§ **Objective**
Tally the lines that contain the string "last" and state that total without comment.

§ **Data in this exercise**
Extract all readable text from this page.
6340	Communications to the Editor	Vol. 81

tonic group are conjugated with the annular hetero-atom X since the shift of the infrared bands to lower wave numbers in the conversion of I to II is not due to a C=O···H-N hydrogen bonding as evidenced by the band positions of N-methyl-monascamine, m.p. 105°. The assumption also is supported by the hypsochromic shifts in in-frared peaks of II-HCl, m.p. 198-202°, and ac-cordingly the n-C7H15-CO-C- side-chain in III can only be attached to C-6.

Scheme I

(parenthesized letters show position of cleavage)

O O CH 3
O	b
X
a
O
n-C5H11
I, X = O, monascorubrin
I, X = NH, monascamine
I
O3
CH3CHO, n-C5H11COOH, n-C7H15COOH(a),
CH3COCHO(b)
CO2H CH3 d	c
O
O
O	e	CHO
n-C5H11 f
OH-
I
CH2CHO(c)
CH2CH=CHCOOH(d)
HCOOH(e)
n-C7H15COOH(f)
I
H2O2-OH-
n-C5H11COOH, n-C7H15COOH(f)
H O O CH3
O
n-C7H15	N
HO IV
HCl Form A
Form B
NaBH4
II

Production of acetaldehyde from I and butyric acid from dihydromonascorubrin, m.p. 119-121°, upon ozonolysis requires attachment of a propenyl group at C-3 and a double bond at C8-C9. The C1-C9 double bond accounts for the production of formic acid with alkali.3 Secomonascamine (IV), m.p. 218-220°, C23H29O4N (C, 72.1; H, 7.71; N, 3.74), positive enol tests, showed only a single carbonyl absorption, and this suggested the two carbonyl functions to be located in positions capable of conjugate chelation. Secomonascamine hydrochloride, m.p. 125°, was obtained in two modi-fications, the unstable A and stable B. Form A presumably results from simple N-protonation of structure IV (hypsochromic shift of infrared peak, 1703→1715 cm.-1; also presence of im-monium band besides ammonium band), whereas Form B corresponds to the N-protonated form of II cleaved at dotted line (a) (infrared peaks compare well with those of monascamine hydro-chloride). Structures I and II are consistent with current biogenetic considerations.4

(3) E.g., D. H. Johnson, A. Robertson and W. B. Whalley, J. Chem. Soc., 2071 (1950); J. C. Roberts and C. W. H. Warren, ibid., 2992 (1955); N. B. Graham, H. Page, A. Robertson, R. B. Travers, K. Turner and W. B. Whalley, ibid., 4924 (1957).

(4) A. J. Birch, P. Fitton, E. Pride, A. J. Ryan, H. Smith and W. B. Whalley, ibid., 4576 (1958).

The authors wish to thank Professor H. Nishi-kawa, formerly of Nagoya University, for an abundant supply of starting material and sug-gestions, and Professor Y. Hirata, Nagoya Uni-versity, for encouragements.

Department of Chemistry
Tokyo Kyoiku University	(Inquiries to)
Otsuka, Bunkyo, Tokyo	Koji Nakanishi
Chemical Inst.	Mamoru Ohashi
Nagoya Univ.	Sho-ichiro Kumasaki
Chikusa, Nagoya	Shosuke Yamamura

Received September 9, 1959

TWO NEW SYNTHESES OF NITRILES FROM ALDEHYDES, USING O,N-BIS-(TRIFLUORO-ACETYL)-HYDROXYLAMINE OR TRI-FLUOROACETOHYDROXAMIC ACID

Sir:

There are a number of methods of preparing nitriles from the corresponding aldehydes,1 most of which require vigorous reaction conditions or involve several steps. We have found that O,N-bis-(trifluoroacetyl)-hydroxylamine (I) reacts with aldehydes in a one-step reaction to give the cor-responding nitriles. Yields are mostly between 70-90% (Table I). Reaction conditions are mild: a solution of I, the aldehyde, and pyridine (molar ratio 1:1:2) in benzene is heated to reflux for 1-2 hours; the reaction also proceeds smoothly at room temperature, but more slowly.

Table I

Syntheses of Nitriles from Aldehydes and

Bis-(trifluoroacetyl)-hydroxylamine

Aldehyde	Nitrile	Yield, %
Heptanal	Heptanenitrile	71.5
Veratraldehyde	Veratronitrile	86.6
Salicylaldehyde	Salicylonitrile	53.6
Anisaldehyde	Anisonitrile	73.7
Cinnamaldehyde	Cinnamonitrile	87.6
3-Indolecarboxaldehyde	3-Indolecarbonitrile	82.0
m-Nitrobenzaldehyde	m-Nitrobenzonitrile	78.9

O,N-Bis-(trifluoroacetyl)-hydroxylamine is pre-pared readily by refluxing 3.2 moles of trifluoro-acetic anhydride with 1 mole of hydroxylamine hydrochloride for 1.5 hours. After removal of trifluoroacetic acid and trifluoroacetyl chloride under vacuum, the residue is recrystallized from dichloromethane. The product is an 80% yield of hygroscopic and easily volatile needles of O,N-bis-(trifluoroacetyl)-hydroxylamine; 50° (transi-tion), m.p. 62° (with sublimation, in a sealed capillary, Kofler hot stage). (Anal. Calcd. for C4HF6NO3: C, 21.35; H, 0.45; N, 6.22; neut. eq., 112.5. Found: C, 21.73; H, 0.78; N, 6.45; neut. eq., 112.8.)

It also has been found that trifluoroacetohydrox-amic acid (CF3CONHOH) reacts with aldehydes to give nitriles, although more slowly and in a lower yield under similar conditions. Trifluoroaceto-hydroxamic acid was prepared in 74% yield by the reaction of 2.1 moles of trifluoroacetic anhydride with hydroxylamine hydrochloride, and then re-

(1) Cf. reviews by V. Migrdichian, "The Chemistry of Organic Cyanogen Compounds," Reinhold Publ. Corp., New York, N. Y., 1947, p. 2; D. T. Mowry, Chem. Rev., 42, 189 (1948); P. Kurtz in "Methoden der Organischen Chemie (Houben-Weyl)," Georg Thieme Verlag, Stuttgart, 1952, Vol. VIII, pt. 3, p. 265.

---

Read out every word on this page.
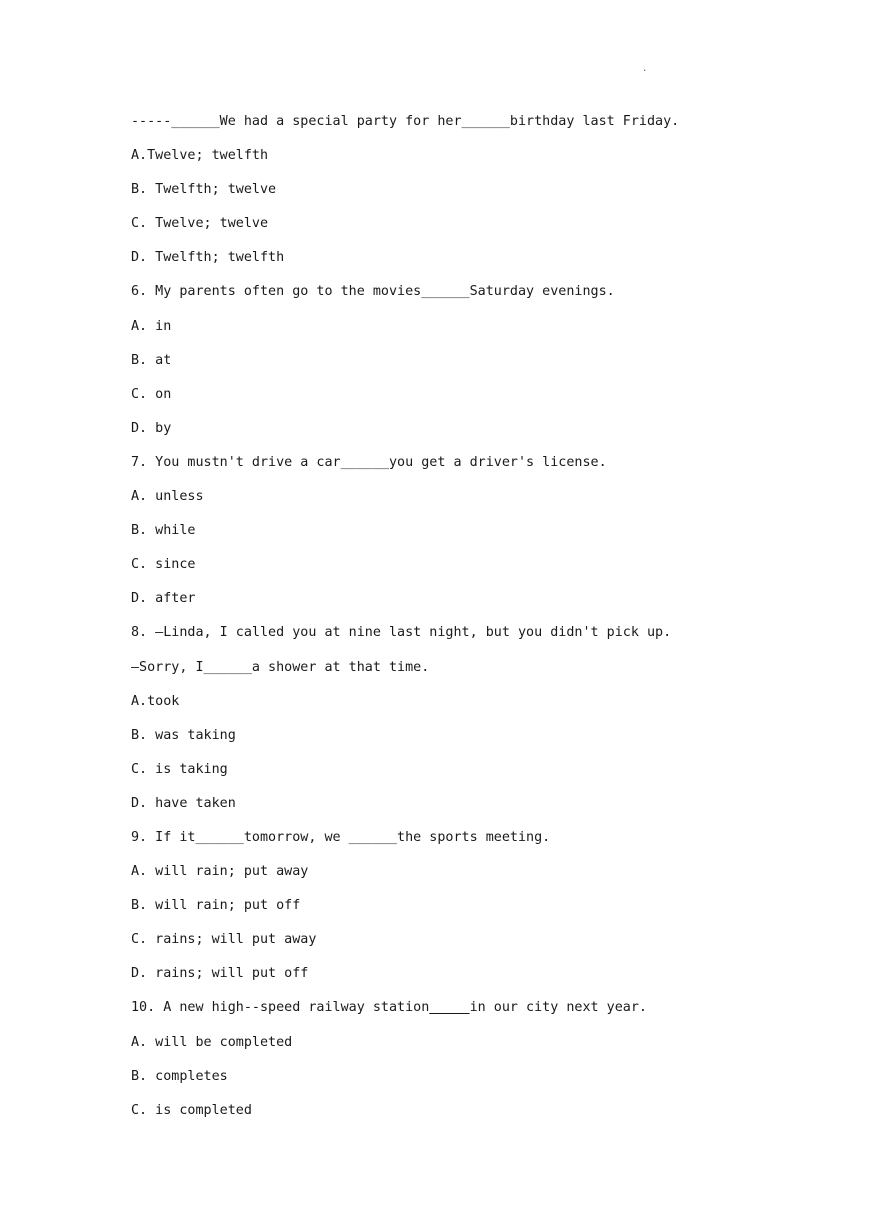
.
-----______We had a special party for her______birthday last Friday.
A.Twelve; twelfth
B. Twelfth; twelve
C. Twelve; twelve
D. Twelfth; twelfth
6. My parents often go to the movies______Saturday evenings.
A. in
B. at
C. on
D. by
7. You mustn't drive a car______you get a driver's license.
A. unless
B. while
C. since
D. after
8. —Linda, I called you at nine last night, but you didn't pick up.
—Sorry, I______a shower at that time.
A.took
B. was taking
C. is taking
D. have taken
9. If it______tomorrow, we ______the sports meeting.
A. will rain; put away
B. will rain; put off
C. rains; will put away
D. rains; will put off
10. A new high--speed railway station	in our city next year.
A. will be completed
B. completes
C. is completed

§ **Full solution**
2